» **Items from a data source**:
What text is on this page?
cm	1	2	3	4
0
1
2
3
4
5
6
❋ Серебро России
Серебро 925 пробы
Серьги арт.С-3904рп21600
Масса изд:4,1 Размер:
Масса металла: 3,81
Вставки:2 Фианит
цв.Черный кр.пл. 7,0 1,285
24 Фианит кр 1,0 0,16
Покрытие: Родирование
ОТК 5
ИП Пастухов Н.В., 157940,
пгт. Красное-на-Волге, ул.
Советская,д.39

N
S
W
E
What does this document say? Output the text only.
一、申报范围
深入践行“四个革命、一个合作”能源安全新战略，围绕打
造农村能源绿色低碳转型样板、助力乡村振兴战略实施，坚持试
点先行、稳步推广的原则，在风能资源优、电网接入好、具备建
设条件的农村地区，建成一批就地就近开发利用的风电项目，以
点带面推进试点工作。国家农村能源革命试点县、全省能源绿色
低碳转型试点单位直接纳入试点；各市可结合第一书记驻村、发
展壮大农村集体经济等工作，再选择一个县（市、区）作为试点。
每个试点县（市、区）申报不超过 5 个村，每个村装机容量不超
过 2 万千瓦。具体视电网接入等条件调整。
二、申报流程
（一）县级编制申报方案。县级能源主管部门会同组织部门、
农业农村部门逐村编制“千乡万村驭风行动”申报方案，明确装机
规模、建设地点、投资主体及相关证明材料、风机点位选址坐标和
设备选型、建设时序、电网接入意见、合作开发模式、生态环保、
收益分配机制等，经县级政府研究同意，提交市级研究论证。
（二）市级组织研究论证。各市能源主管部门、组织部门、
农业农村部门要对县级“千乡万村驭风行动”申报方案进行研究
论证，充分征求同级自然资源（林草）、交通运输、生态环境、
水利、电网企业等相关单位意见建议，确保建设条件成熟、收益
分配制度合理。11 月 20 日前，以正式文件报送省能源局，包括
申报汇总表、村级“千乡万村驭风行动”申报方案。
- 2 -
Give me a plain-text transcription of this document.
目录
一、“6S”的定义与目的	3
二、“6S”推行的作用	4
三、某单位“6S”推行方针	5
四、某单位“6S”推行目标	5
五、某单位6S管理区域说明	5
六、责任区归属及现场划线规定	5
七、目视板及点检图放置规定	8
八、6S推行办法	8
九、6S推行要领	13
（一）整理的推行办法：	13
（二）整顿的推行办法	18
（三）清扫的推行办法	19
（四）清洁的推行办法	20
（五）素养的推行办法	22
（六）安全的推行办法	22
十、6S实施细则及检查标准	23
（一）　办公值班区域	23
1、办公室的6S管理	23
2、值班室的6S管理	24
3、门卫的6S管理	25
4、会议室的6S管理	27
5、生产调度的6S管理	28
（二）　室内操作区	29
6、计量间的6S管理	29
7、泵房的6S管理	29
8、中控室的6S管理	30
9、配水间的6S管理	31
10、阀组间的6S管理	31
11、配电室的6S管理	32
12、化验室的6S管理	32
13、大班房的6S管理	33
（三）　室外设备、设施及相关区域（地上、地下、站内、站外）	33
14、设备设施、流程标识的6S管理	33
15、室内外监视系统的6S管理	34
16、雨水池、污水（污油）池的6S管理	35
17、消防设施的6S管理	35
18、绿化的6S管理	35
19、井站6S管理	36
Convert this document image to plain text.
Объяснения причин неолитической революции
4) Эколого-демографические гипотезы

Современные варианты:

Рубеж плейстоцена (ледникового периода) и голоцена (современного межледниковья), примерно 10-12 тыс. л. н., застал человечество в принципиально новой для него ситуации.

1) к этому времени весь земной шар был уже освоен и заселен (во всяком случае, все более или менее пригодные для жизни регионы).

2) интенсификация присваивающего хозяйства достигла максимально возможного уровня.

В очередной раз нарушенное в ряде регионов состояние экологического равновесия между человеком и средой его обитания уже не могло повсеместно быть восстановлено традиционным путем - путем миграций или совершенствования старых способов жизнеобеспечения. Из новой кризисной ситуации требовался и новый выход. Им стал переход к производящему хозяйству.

» **Goal**:
Copy out each record from above, exactly.

» **Solution for this problem**:
What text is on this page?
cm	1	2	3	4
0
1
2
3
4
5
6
❋ Серебро России
Серебро 925 пробы
Серьги арт.С-3904рп21600
Масса изд:4,1 Размер:
Масса металла: 3,81
Вставки:2 Фианит
цв.Черный кр.пл. 7,0 1,285
24 Фианит кр 1,0 0,16
Покрытие: Родирование
ОТК 5
ИП Пастухов Н.В., 157940,
пгт. Красное-на-Волге, ул.
Советская,д.39

N
S
W
E
What does this document say? Output the text only.
一、申报范围
深入践行“四个革命、一个合作”能源安全新战略，围绕打
造农村能源绿色低碳转型样板、助力乡村振兴战略实施，坚持试
点先行、稳步推广的原则，在风能资源优、电网接入好、具备建
设条件的农村地区，建成一批就地就近开发利用的风电项目，以
点带面推进试点工作。国家农村能源革命试点县、全省能源绿色
低碳转型试点单位直接纳入试点；各市可结合第一书记驻村、发
展壮大农村集体经济等工作，再选择一个县（市、区）作为试点。
每个试点县（市、区）申报不超过 5 个村，每个村装机容量不超
过 2 万千瓦。具体视电网接入等条件调整。
二、申报流程
（一）县级编制申报方案。县级能源主管部门会同组织部门、
农业农村部门逐村编制“千乡万村驭风行动”申报方案，明确装机
规模、建设地点、投资主体及相关证明材料、风机点位选址坐标和
设备选型、建设时序、电网接入意见、合作开发模式、生态环保、
收益分配机制等，经县级政府研究同意，提交市级研究论证。
（二）市级组织研究论证。各市能源主管部门、组织部门、
农业农村部门要对县级“千乡万村驭风行动”申报方案进行研究
论证，充分征求同级自然资源（林草）、交通运输、生态环境、
水利、电网企业等相关单位意见建议，确保建设条件成熟、收益
分配制度合理。11 月 20 日前，以正式文件报送省能源局，包括
申报汇总表、村级“千乡万村驭风行动”申报方案。
- 2 -
Give me a plain-text transcription of this document.
目录
一、“6S”的定义与目的	3
二、“6S”推行的作用	4
三、某单位“6S”推行方针	5
四、某单位“6S”推行目标	5
五、某单位6S管理区域说明	5
六、责任区归属及现场划线规定	5
七、目视板及点检图放置规定	8
八、6S推行办法	8
九、6S推行要领	13
（一）整理的推行办法：	13
（二）整顿的推行办法	18
（三）清扫的推行办法	19
（四）清洁的推行办法	20
（五）素养的推行办法	22
（六）安全的推行办法	22
十、6S实施细则及检查标准	23
（一）　办公值班区域	23
1、办公室的6S管理	23
2、值班室的6S管理	24
3、门卫的6S管理	25
4、会议室的6S管理	27
5、生产调度的6S管理	28
（二）　室内操作区	29
6、计量间的6S管理	29
7、泵房的6S管理	29
8、中控室的6S管理	30
9、配水间的6S管理	31
10、阀组间的6S管理	31
11、配电室的6S管理	32
12、化验室的6S管理	32
13、大班房的6S管理	33
（三）　室外设备、设施及相关区域（地上、地下、站内、站外）	33
14、设备设施、流程标识的6S管理	33
15、室内外监视系统的6S管理	34
16、雨水池、污水（污油）池的6S管理	35
17、消防设施的6S管理	35
18、绿化的6S管理	35
19、井站6S管理	36
Convert this document image to plain text.
Объяснения причин неолитической революции
4) Эколого-демографические гипотезы

Современные варианты:

Рубеж плейстоцена (ледникового периода) и голоцена (современного межледниковья), примерно 10-12 тыс. л. н., застал человечество в принципиально новой для него ситуации.

1) к этому времени весь земной шар был уже освоен и заселен (во всяком случае, все более или менее пригодные для жизни регионы).

2) интенсификация присваивающего хозяйства достигла максимально возможного уровня.

В очередной раз нарушенное в ряде регионов состояние экологического равновесия между человеком и средой его обитания уже не могло повсеместно быть восстановлено традиционным путем - путем миграций или совершенствования старых способов жизнеобеспечения. Из новой кризисной ситуации требовался и новый выход. Им стал переход к производящему хозяйству.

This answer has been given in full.